* [EXERCISE TASK]
Restate the entire listing word for word.

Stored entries
■ ■ ■ ■ ■

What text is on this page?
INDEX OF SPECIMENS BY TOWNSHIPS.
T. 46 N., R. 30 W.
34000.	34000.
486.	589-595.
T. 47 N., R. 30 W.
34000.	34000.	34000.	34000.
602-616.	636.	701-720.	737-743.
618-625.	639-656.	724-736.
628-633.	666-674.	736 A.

■ ■ ■ ■ ■

* [WRITTEN REPLY]
What text is on this page?
INDEX OF SPECIMENS BY TOWNSHIPS.
T. 46 N., R. 30 W.
34000.	34000.
486.	589-595.
T. 47 N., R. 30 W.
34000.	34000.	34000.	34000.
602-616.	636.	701-720.	737-743.
618-625.	639-656.	724-736.
628-633.	666-674.	736 A.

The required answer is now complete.